Your goal —
Return every line from the one containing "divider <box>186 88 384 89</box>" down to the one containing "result-list: Test Warehouse1", both included, reproduced without any change.

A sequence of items
******
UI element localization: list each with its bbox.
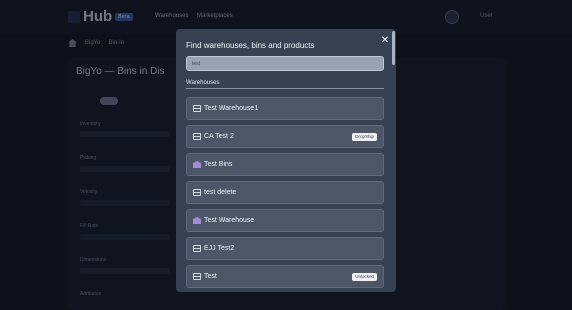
divider <box>186 88 384 89</box>
box-icon <box>193 133 201 140</box>
scrollbar[interactable] <box>392 31 395 65</box>
search-modal: Find warehouses, bins and products ✕ War… <box>176 29 396 292</box>
item-label: Test Bins <box>204 161 233 168</box>
item-label: Test <box>204 273 217 280</box>
warehouse-icon <box>193 161 201 168</box>
box-icon <box>193 245 201 252</box>
list-item[interactable]: Test Bins <box>186 153 384 176</box>
box-icon <box>193 189 201 196</box>
result-list: Test Warehouse1 CA Test 2 DropShip Test … <box>186 97 384 292</box>
list-item[interactable]: Test Unlocked <box>186 265 384 288</box>
list-item[interactable]: CA Test 2 DropShip <box>186 125 384 148</box>
box-icon <box>193 273 201 280</box>
item-label: test delete <box>204 189 237 196</box>
close-button[interactable]: ✕ <box>379 35 391 47</box>
box-icon <box>193 105 201 112</box>
list-item[interactable]: Test Warehouse <box>186 209 384 232</box>
warehouse-icon <box>193 217 201 224</box>
item-label: Test Warehouse1 <box>204 105 259 112</box>
list-item[interactable]: EJJ Test2 <box>186 237 384 260</box>
list-item[interactable]: test delete <box>186 181 384 204</box>
item-label: Test Warehouse <box>204 217 255 224</box>
item-label: CA Test 2 <box>204 133 234 140</box>
modal-title: Find warehouses, bins and products <box>186 41 315 50</box>
list-item[interactable]: Test Warehouse1 <box>186 97 384 120</box>
item-label: EJJ Test2 <box>204 245 235 252</box>
section-heading: Warehouses <box>186 80 220 86</box>
status-badge: Unlocked <box>352 273 377 281</box>
status-badge: DropShip <box>352 133 377 141</box>
search-input[interactable] <box>186 56 384 71</box>
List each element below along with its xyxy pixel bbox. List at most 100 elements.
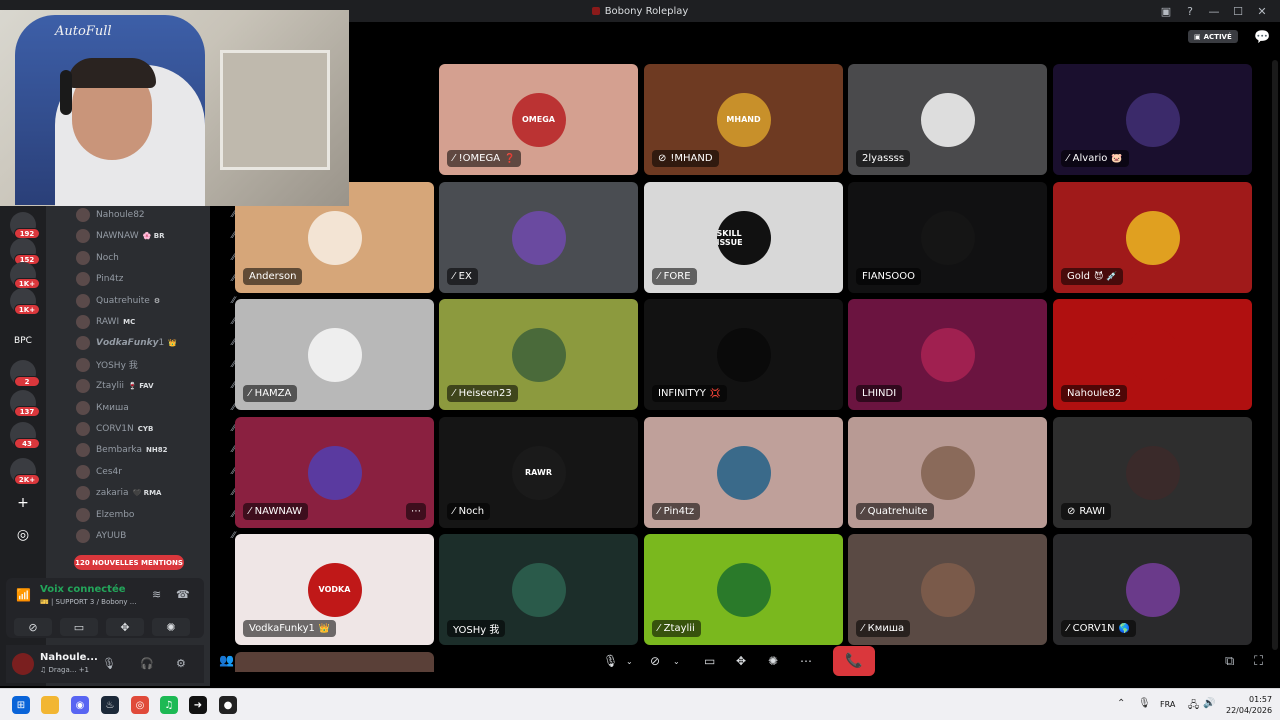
- participant-tile[interactable]: VODKA VodkaFunky1 👑: [235, 534, 434, 645]
- participant-tile[interactable]: ⊘ RAWI: [1053, 417, 1252, 528]
- participant-tile[interactable]: 2lyassss: [848, 64, 1047, 175]
- screen-share-icon[interactable]: ▣: [1154, 0, 1178, 22]
- participant-tile[interactable]: ⁄ NAWNAW ⋯: [235, 417, 434, 528]
- steam-icon[interactable]: ♨: [101, 696, 119, 714]
- window-title: Bobony Roleplay: [591, 6, 688, 17]
- discord-icon[interactable]: ◉: [71, 696, 89, 714]
- participant-avatar: [1125, 327, 1180, 382]
- chrome-icon[interactable]: ◎: [131, 696, 149, 714]
- participant-label: ⁄ HAMZA: [243, 385, 298, 402]
- invite-user-icon[interactable]: 👥: [219, 653, 234, 667]
- participant-avatar: [1125, 92, 1180, 147]
- windows-taskbar: ⊞ ◉ ♨ ◎ ♫ ➜ ● ⌃ 🎙 FRA 🖧 🔊 01:57 22/04/20…: [0, 688, 1280, 720]
- grid-scrollbar[interactable]: [1272, 60, 1278, 650]
- file-explorer-icon[interactable]: [41, 696, 59, 714]
- participant-label: ⁄ Heiseen23: [447, 385, 518, 402]
- network-icon[interactable]: 🖧: [1188, 698, 1199, 715]
- participant-tile[interactable]: LHINDI: [848, 299, 1047, 410]
- participant-tile[interactable]: RAWR ⁄ Noch: [439, 417, 638, 528]
- share-screen-button[interactable]: ▭: [704, 650, 715, 672]
- app-icon: [591, 7, 600, 15]
- participant-tile[interactable]: SKILL ISSUE ⁄ FORE: [644, 182, 843, 293]
- participant-tile[interactable]: ⁄ Кмиша: [848, 534, 1047, 645]
- participant-tile[interactable]: ⁄ HAMZA: [235, 299, 434, 410]
- app-icon-game[interactable]: ●: [219, 696, 237, 714]
- participant-name: FORE: [663, 271, 691, 282]
- participant-name: NAWNAW: [254, 506, 302, 517]
- participant-name: !OMEGA: [458, 153, 501, 164]
- tray-mic-icon[interactable]: 🎙: [1138, 698, 1151, 709]
- tile-more-options-icon[interactable]: ⋯: [406, 503, 426, 520]
- camera-off-icon: ⊘: [650, 654, 661, 668]
- participant-tile[interactable]: ⁄ CORV1N 🌎: [1053, 534, 1252, 645]
- participant-avatar: [920, 562, 975, 617]
- minimize-button[interactable]: —: [1202, 0, 1226, 22]
- muted-mic-icon: ⁄: [862, 623, 864, 634]
- participant-name: 2lyassss: [862, 153, 905, 164]
- participant-label: ⁄ FORE: [652, 268, 697, 285]
- participant-label: Anderson: [243, 268, 303, 285]
- participant-tile[interactable]: ⁄ Quatrehuite: [848, 417, 1047, 528]
- participant-avatar: [920, 327, 975, 382]
- activities-call-button[interactable]: ✥: [736, 650, 746, 672]
- participant-label: ⁄ Noch: [447, 503, 491, 520]
- participant-avatar: [1125, 562, 1180, 617]
- language-indicator[interactable]: FRA: [1160, 700, 1175, 709]
- participant-label: Gold 😈 💉: [1061, 268, 1124, 285]
- close-button[interactable]: ✕: [1250, 0, 1274, 22]
- participant-tile[interactable]: ⁄ EX: [439, 182, 638, 293]
- volume-icon[interactable]: 🔊: [1203, 698, 1215, 709]
- participant-tile[interactable]: Gold 😈 💉: [1053, 182, 1252, 293]
- microphone-icon: 🎙: [603, 654, 619, 668]
- participant-name: Ztaylii: [663, 623, 695, 634]
- participant-avatar: [920, 210, 975, 265]
- participant-label: ⊘ RAWI: [1061, 503, 1112, 520]
- participant-name: Quatrehuite: [867, 506, 928, 517]
- participant-tile[interactable]: YOSHy 我: [439, 534, 638, 645]
- fullscreen-icon[interactable]: ⛶: [1254, 654, 1263, 669]
- mute-mic-button[interactable]: 🎙: [603, 650, 618, 672]
- soundboard-call-button[interactable]: ✺: [768, 650, 778, 672]
- more-options-button[interactable]: ⋯: [800, 650, 812, 672]
- participant-tile[interactable]: ⁄ Alvario 🐷: [1053, 64, 1252, 175]
- participant-avatar: [716, 327, 771, 382]
- system-clock[interactable]: 01:57 22/04/2026: [1226, 694, 1272, 716]
- participant-emoji: 🐷: [1111, 153, 1123, 164]
- app-icon-arrow[interactable]: ➜: [189, 696, 207, 714]
- maximize-button[interactable]: ☐: [1226, 0, 1250, 22]
- participant-tile[interactable]: MHAND ⊘ !MHAND: [644, 64, 843, 175]
- hang-up-button[interactable]: 📞: [833, 646, 875, 676]
- popout-icon[interactable]: ⧉: [1225, 654, 1234, 669]
- participant-name: Gold: [1067, 271, 1090, 282]
- participant-label: YOSHy 我: [447, 620, 506, 637]
- participant-name: LHINDI: [862, 388, 897, 399]
- camera-options-chevron-icon[interactable]: ⌄: [673, 650, 680, 672]
- participant-tile[interactable]: ⁄ Pin4tz: [644, 417, 843, 528]
- participant-label: LHINDI: [856, 385, 903, 402]
- camera-toggle-button[interactable]: ⊘: [650, 650, 660, 672]
- participant-tile[interactable]: ⁄ Ztaylii: [644, 534, 843, 645]
- activity-badge[interactable]: ▣ ACTIVÉ: [1188, 30, 1238, 43]
- participant-avatar: [920, 445, 975, 500]
- participant-tile[interactable]: Nahoule82: [1053, 299, 1252, 410]
- muted-mic-icon: ⁄: [1067, 623, 1069, 634]
- webcam-overlay: AutoFull: [0, 10, 349, 206]
- participant-tile[interactable]: OMEGA ⁄ !OMEGA ❓: [439, 64, 638, 175]
- chat-bubble-icon[interactable]: 💬: [1254, 30, 1270, 45]
- help-icon[interactable]: ?: [1178, 0, 1202, 22]
- participant-label: ⁄ Pin4tz: [652, 503, 701, 520]
- participant-tile[interactable]: INFINITYY 💢: [644, 299, 843, 410]
- participant-tile[interactable]: FIANSOOO: [848, 182, 1047, 293]
- mic-options-chevron-icon[interactable]: ⌄: [626, 650, 633, 672]
- participant-tile-partial[interactable]: [235, 652, 434, 672]
- participant-avatar: [307, 445, 362, 500]
- muted-mic-icon: ⁄: [453, 153, 455, 164]
- window-controls: ▣ ? — ☐ ✕: [1154, 0, 1274, 22]
- participant-label: ⁄ NAWNAW: [243, 503, 308, 520]
- participant-avatar: [1125, 210, 1180, 265]
- participant-tile[interactable]: ⁄ Heiseen23: [439, 299, 638, 410]
- tray-chevron-icon[interactable]: ⌃: [1117, 698, 1125, 709]
- start-icon[interactable]: ⊞: [12, 696, 30, 714]
- participant-label: ⁄ Quatrehuite: [856, 503, 934, 520]
- spotify-icon[interactable]: ♫: [160, 696, 178, 714]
******
Result below —
divider <box>186 88 384 89</box>
box-icon <box>193 133 201 140</box>
scrollbar[interactable] <box>392 31 395 65</box>
search-modal: Find warehouses, bins and products ✕ War… <box>176 29 396 292</box>
item-label: Test Bins <box>204 161 233 168</box>
item-label: Test <box>204 273 217 280</box>
warehouse-icon <box>193 161 201 168</box>
box-icon <box>193 245 201 252</box>
list-item[interactable]: Test Bins <box>186 153 384 176</box>
box-icon <box>193 189 201 196</box>
result-list: Test Warehouse1 CA Test 2 DropShip Test … <box>186 97 384 292</box>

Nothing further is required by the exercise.